_Job:_ Find the lines with the string "screenshot" and return them.
## start Data to use
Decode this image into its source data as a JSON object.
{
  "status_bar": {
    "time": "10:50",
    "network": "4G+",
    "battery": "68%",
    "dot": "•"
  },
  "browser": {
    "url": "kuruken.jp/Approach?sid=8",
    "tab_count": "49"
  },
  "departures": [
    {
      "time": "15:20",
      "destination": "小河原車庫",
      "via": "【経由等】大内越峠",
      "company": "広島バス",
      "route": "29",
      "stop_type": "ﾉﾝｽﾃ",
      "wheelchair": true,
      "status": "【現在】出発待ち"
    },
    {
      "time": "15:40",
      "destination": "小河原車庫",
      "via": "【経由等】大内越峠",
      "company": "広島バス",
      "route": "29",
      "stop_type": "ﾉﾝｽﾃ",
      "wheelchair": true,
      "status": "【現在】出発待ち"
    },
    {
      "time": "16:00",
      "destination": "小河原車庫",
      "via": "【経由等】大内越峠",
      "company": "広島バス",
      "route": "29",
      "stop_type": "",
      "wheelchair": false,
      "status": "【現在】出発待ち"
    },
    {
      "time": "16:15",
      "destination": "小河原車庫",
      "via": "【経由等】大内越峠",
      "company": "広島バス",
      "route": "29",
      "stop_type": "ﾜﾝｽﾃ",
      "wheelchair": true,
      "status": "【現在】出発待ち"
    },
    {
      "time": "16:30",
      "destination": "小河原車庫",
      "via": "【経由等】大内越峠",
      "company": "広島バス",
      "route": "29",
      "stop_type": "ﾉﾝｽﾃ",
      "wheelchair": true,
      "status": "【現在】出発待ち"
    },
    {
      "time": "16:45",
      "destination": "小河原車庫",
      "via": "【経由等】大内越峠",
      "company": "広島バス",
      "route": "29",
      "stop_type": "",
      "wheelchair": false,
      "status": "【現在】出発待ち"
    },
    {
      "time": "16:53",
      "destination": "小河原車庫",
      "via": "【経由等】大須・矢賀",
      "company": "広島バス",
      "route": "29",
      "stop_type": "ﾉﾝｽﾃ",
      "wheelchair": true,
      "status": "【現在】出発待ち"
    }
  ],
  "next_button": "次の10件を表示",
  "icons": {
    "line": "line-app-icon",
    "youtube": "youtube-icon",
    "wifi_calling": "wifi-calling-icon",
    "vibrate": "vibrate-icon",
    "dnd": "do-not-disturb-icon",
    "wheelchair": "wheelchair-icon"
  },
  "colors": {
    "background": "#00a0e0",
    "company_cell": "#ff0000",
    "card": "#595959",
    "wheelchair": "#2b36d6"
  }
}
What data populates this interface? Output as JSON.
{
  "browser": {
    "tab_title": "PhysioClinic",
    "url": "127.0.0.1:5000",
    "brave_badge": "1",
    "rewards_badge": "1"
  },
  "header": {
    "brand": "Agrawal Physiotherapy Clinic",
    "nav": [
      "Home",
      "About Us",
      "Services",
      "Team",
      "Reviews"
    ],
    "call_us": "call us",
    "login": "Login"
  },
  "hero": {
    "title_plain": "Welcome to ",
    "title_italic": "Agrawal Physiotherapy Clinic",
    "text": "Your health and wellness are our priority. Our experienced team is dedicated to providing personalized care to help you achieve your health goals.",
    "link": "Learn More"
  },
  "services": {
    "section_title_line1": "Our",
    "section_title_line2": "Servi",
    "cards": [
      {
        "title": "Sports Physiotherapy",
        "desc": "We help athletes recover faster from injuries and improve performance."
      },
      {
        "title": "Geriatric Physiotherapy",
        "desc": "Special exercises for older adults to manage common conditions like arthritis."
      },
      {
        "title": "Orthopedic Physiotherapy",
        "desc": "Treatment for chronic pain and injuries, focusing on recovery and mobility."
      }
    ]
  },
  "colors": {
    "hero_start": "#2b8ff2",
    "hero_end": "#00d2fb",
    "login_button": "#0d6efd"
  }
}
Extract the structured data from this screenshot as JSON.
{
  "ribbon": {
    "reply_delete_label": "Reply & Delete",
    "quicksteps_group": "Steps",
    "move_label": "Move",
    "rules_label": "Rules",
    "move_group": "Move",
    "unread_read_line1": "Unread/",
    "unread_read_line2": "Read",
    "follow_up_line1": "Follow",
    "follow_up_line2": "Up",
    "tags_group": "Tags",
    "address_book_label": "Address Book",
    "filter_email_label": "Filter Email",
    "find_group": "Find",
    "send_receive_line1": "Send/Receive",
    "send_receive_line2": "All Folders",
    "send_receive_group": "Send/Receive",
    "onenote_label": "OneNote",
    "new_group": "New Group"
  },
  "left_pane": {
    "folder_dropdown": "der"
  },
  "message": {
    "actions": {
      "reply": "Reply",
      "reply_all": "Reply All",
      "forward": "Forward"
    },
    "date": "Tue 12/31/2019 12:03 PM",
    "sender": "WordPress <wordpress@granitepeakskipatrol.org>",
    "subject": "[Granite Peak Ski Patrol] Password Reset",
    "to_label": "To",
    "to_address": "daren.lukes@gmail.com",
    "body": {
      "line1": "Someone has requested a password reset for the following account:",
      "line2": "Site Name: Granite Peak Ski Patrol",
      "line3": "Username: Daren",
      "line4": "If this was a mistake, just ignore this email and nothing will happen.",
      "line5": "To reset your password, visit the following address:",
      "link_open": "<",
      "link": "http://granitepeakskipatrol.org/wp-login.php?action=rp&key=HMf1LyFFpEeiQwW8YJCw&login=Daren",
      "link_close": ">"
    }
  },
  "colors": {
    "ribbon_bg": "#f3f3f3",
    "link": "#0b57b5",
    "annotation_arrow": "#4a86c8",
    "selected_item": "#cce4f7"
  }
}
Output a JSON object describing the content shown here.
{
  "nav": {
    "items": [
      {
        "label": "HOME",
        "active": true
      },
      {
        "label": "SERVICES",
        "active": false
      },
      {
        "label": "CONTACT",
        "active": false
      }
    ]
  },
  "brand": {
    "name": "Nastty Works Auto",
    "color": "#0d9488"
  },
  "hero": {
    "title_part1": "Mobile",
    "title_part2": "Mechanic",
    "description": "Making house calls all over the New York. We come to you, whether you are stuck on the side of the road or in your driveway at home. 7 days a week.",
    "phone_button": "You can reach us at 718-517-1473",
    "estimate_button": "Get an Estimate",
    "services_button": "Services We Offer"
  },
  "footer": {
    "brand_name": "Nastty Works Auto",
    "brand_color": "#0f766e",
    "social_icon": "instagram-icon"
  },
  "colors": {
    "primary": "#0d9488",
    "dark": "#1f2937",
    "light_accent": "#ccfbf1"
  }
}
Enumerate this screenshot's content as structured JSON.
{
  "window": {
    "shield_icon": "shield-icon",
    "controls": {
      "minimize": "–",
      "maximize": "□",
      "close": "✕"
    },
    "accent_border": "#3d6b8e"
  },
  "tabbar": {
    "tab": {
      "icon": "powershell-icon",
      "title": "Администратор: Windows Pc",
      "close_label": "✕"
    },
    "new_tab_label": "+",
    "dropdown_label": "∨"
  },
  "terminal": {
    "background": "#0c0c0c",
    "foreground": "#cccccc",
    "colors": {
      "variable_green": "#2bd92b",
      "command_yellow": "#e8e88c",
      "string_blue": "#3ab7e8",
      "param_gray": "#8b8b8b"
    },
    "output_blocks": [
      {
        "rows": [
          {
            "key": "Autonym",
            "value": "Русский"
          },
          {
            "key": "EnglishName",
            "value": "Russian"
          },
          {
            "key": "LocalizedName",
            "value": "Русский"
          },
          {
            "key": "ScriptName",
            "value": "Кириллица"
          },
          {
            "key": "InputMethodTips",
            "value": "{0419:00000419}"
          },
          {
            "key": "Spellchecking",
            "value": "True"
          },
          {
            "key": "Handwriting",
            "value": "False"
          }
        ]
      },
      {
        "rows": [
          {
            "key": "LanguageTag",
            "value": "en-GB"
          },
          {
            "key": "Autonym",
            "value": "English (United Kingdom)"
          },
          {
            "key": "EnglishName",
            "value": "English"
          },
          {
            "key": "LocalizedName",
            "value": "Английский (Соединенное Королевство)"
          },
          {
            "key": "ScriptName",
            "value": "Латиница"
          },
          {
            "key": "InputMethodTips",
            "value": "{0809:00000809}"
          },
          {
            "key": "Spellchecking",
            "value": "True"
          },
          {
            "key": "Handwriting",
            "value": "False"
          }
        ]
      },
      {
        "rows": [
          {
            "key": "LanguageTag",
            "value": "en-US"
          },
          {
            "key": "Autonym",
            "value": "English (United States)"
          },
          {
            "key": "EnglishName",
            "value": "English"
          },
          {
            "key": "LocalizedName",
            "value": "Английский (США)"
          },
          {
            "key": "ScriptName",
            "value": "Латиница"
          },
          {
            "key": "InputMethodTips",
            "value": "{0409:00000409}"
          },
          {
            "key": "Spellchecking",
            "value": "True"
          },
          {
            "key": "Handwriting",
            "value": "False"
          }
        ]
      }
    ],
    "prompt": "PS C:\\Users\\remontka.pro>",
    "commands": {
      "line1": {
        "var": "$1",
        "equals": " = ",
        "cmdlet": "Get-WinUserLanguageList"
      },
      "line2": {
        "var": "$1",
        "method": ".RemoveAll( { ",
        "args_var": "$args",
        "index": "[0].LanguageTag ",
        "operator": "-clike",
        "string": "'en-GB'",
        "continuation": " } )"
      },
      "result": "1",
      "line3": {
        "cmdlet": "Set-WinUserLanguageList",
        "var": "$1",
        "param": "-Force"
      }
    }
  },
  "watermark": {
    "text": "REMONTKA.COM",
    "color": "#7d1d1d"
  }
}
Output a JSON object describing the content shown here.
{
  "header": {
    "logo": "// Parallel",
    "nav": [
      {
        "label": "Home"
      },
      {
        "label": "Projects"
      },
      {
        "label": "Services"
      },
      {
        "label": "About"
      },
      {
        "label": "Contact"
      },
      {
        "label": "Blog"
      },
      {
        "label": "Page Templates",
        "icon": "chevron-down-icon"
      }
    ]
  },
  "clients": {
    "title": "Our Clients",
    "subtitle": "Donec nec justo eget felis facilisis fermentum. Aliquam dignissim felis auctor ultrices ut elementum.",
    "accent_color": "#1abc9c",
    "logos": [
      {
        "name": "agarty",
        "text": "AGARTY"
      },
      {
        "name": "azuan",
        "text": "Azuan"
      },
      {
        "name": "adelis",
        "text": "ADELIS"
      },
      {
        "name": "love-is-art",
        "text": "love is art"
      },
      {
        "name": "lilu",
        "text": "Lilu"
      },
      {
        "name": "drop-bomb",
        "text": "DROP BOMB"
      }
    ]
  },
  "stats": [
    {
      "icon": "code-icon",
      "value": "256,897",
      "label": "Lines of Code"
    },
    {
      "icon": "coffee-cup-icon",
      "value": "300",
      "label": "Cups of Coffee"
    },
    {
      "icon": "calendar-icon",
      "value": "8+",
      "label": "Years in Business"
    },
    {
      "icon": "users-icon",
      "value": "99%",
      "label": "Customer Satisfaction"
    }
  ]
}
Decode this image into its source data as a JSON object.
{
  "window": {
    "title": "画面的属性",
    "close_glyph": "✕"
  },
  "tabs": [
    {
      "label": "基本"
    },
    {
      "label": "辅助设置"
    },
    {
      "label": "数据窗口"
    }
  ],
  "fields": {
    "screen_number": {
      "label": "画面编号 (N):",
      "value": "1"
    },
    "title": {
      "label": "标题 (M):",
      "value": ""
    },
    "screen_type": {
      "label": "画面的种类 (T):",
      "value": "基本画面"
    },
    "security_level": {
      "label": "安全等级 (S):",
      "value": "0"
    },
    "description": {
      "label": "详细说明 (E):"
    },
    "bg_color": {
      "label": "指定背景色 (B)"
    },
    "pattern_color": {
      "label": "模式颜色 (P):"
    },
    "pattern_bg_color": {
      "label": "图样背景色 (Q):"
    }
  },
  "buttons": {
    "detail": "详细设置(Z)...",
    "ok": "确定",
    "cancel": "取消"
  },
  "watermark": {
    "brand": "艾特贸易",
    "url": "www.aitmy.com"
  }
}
## end Data to use
_Answer:_
Extract the structured data from this screenshot as JSON.
Enumerate this screenshot's content as structured JSON.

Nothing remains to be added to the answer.